** START PROVIDED RECORDS **

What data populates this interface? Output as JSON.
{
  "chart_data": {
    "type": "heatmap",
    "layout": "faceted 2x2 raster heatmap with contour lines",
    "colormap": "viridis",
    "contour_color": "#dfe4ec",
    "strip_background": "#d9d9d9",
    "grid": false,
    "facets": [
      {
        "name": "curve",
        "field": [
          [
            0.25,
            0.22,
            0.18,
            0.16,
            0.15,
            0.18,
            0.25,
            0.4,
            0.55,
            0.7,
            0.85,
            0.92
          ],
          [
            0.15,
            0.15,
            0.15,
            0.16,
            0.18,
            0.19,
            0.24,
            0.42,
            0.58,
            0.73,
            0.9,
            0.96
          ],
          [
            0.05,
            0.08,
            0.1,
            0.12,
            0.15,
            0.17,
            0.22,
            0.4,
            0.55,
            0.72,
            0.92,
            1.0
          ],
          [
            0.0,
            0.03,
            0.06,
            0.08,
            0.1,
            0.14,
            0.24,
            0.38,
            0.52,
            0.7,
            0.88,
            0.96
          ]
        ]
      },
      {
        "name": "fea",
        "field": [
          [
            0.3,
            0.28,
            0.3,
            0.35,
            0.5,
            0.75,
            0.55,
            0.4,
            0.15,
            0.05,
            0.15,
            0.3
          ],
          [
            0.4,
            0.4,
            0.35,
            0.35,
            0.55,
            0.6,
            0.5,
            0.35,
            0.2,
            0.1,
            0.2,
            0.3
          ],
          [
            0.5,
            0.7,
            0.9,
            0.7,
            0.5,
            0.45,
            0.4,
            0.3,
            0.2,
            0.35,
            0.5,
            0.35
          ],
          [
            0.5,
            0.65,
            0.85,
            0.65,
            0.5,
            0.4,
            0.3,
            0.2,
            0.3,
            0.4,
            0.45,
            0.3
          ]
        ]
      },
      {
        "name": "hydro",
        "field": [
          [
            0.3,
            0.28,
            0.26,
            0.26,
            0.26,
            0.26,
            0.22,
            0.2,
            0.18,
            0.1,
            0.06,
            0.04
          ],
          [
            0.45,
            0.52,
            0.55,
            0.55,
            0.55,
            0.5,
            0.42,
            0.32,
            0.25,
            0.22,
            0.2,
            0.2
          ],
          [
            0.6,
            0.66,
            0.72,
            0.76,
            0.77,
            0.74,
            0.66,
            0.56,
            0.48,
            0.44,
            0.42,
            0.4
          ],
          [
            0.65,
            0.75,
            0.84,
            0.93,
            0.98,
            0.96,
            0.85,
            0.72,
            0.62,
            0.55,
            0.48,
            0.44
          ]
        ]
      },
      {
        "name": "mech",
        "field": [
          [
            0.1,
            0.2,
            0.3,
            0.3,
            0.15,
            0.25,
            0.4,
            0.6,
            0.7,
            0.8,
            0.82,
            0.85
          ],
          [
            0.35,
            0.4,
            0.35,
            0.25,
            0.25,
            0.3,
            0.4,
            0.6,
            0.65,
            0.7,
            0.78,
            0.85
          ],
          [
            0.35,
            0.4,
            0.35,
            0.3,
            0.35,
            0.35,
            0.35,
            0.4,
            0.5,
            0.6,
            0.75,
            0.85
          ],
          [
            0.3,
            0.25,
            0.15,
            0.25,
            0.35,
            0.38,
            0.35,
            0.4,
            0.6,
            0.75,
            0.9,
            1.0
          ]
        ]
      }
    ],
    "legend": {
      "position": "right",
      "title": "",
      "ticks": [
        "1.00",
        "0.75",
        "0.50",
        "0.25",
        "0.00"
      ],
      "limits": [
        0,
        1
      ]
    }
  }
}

** END PROVIDED RECORDS **

— YOUR GOAL —
Your task is to repeat the data exactly; please include every line.

— ANSWER TO THE PROBLEM —
What data populates this interface? Output as JSON.
{
  "chart_data": {
    "type": "heatmap",
    "layout": "faceted 2x2 raster heatmap with contour lines",
    "colormap": "viridis",
    "contour_color": "#dfe4ec",
    "strip_background": "#d9d9d9",
    "grid": false,
    "facets": [
      {
        "name": "curve",
        "field": [
          [
            0.25,
            0.22,
            0.18,
            0.16,
            0.15,
            0.18,
            0.25,
            0.4,
            0.55,
            0.7,
            0.85,
            0.92
          ],
          [
            0.15,
            0.15,
            0.15,
            0.16,
            0.18,
            0.19,
            0.24,
            0.42,
            0.58,
            0.73,
            0.9,
            0.96
          ],
          [
            0.05,
            0.08,
            0.1,
            0.12,
            0.15,
            0.17,
            0.22,
            0.4,
            0.55,
            0.72,
            0.92,
            1.0
          ],
          [
            0.0,
            0.03,
            0.06,
            0.08,
            0.1,
            0.14,
            0.24,
            0.38,
            0.52,
            0.7,
            0.88,
            0.96
          ]
        ]
      },
      {
        "name": "fea",
        "field": [
          [
            0.3,
            0.28,
            0.3,
            0.35,
            0.5,
            0.75,
            0.55,
            0.4,
            0.15,
            0.05,
            0.15,
            0.3
          ],
          [
            0.4,
            0.4,
            0.35,
            0.35,
            0.55,
            0.6,
            0.5,
            0.35,
            0.2,
            0.1,
            0.2,
            0.3
          ],
          [
            0.5,
            0.7,
            0.9,
            0.7,
            0.5,
            0.45,
            0.4,
            0.3,
            0.2,
            0.35,
            0.5,
            0.35
          ],
          [
            0.5,
            0.65,
            0.85,
            0.65,
            0.5,
            0.4,
            0.3,
            0.2,
            0.3,
            0.4,
            0.45,
            0.3
          ]
        ]
      },
      {
        "name": "hydro",
        "field": [
          [
            0.3,
            0.28,
            0.26,
            0.26,
            0.26,
            0.26,
            0.22,
            0.2,
            0.18,
            0.1,
            0.06,
            0.04
          ],
          [
            0.45,
            0.52,
            0.55,
            0.55,
            0.55,
            0.5,
            0.42,
            0.32,
            0.25,
            0.22,
            0.2,
            0.2
          ],
          [
            0.6,
            0.66,
            0.72,
            0.76,
            0.77,
            0.74,
            0.66,
            0.56,
            0.48,
            0.44,
            0.42,
            0.4
          ],
          [
            0.65,
            0.75,
            0.84,
            0.93,
            0.98,
            0.96,
            0.85,
            0.72,
            0.62,
            0.55,
            0.48,
            0.44
          ]
        ]
      },
      {
        "name": "mech",
        "field": [
          [
            0.1,
            0.2,
            0.3,
            0.3,
            0.15,
            0.25,
            0.4,
            0.6,
            0.7,
            0.8,
            0.82,
            0.85
          ],
          [
            0.35,
            0.4,
            0.35,
            0.25,
            0.25,
            0.3,
            0.4,
            0.6,
            0.65,
            0.7,
            0.78,
            0.85
          ],
          [
            0.35,
            0.4,
            0.35,
            0.3,
            0.35,
            0.35,
            0.35,
            0.4,
            0.5,
            0.6,
            0.75,
            0.85
          ],
          [
            0.3,
            0.25,
            0.15,
            0.25,
            0.35,
            0.38,
            0.35,
            0.4,
            0.6,
            0.75,
            0.9,
            1.0
          ]
        ]
      }
    ],
    "legend": {
      "position": "right",
      "title": "",
      "ticks": [
        "1.00",
        "0.75",
        "0.50",
        "0.25",
        "0.00"
      ],
      "limits": [
        0,
        1
      ]
    }
  }
}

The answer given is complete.